Ausgangstext:
-------
An die Mitglieder der Umweltministerkonferenz
UMK-Geschäftsstelle 2019
Behörde für Umwelt und Energie
Neuenfelder Straße 19
21109 Hamburg xx.10.2019
Offener Brief
Aufnahme eines Tagesordnungspunktes für die nächste Umweltministerkonferenz:
„Umgang mit der Freigabe nach § 29 / § 31 der Strahlenschutzverordnung“
Sehr geehrte Frau Ministerin Schulze,
sehr geehrte Damen und Herren Umweltminister*innen,
wir, die unterzeichnenden Gruppen und Organisationen, halten es für
dringend geboten, das Thema „Freigabe radioaktiver Stoffe“ auf die
Tagesordnung der nächsten Umweltministerkonferenz zu setzen und
die dazu vorliegende Kritik zu berücksichtigen. Da die Freigabe nach §
29/§ 31 der Strahlenschutzverordnung in die Zuständigkeit der
Atomaufsicht der Bundesländer fällt, wenden wir uns mit unserem
Anliegen an Sie.
Seit mehreren Jahren - spätestens seit dem vermehrten Abbau von
Atomkraftwerken in Deutschland – gibt es intensive Diskussionen in
den atomkritischen Teilen der Bevölkerung und in verschiedenen
Organisationen, die sich für Umwelt- und Gesundheitsschutz einsetzen.
Diese haben zu einer ausführlich begründeten Kritik an der in § 29/§ 31
der Strahlenschutzverordnung geregelten „Freimessung“ geführt.
Die wesentlichen Kritikpunkte sind: Die dafür zugrunde gelegten Daten
und Berechnungen sind nicht nachvollziehbar, da Ausgangsbasis und
Rechenvorgang nicht offengelegt sind; sie beruhen auf veralteten
Annahmen und Daten und entsprechen nicht dem Stand von
Wissenschaft und Technik; die Gesundheitsgefährdung der Bevölkerung
durch radioaktive Strahlung und radioaktive Stoffe, gerade auch im
Niedrigstrahlungsbereich, ist zu optimistisch angesetzt und muss neu
bewertet werden.
-------
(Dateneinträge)
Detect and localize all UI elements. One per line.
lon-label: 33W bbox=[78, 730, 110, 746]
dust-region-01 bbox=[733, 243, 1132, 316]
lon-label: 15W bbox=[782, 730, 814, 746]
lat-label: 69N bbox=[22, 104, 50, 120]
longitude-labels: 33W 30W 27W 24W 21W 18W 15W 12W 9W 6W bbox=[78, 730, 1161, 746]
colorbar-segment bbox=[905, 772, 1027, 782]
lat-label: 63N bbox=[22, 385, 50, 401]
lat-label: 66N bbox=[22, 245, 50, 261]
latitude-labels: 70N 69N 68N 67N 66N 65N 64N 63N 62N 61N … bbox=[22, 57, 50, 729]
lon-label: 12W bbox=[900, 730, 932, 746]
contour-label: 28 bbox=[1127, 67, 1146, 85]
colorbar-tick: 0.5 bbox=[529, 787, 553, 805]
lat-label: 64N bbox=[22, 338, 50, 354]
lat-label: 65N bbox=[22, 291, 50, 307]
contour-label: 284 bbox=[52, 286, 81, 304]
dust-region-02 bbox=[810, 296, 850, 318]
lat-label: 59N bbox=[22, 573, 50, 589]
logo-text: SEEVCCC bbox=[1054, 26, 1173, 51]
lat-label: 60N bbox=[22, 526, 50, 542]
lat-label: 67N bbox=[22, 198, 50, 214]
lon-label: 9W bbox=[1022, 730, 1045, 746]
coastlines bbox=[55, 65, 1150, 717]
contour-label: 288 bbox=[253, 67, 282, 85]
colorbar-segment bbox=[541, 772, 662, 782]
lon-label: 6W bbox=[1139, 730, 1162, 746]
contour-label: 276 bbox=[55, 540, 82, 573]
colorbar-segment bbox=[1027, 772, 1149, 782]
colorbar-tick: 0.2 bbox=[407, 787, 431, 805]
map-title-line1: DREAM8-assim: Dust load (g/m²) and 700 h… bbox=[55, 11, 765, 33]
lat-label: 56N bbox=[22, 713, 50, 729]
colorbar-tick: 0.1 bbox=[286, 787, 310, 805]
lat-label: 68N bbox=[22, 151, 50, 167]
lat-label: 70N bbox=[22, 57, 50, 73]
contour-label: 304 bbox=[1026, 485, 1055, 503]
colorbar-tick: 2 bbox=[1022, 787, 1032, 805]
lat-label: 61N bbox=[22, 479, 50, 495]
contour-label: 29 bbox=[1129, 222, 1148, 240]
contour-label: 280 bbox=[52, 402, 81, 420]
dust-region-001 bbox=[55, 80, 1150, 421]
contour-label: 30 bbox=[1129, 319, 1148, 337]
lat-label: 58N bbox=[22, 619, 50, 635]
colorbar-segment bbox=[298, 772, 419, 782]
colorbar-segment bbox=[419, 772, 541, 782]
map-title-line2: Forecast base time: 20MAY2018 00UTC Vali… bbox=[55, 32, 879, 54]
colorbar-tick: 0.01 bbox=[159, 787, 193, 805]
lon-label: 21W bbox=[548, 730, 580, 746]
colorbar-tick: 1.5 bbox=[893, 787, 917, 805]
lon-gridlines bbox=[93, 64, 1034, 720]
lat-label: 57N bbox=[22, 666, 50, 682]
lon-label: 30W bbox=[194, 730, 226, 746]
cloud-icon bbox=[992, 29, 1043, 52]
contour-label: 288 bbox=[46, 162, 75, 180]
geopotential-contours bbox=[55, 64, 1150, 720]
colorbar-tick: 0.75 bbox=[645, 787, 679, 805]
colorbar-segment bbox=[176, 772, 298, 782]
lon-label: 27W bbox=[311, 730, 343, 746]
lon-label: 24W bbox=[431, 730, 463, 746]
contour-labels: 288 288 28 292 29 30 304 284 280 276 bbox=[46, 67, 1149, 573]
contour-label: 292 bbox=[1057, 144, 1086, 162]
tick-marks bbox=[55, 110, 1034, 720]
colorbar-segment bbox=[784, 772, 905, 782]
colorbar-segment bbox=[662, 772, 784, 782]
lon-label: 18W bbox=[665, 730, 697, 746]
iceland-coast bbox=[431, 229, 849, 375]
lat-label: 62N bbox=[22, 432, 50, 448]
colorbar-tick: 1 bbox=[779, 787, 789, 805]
-------
Aufgaben:
A – Gib den Abschnitt des offenen Briefs erneut wieder, beginnend mit „Seit mehreren Jahren“ und weiter bis „und Gesundheitsschutz einsetzen.“. Tausche dabei „Atomkraftwerken“ gegen „Kernkraftwerken“ aus.
B – Warum wenden sich die Unterzeichnenden laut dem offenen Brief mit ihrem Anliegen an die Umweltminister?

Antworten:
A –
Seit mehreren Jahren - spätestens seit dem vermehrten Abbau von
Kernkraftwerken in Deutschland – gibt es intensive Diskussionen in
den atomkritischen Teilen der Bevölkerung und in verschiedenen
Organisationen, die sich für Umwelt- und Gesundheitsschutz einsetzen.

B – Die Freigabe nach § 29/§ 31 der Strahlenschutzverordnung fällt in die Zuständigkeit der Atomaufsicht der Bundesländer.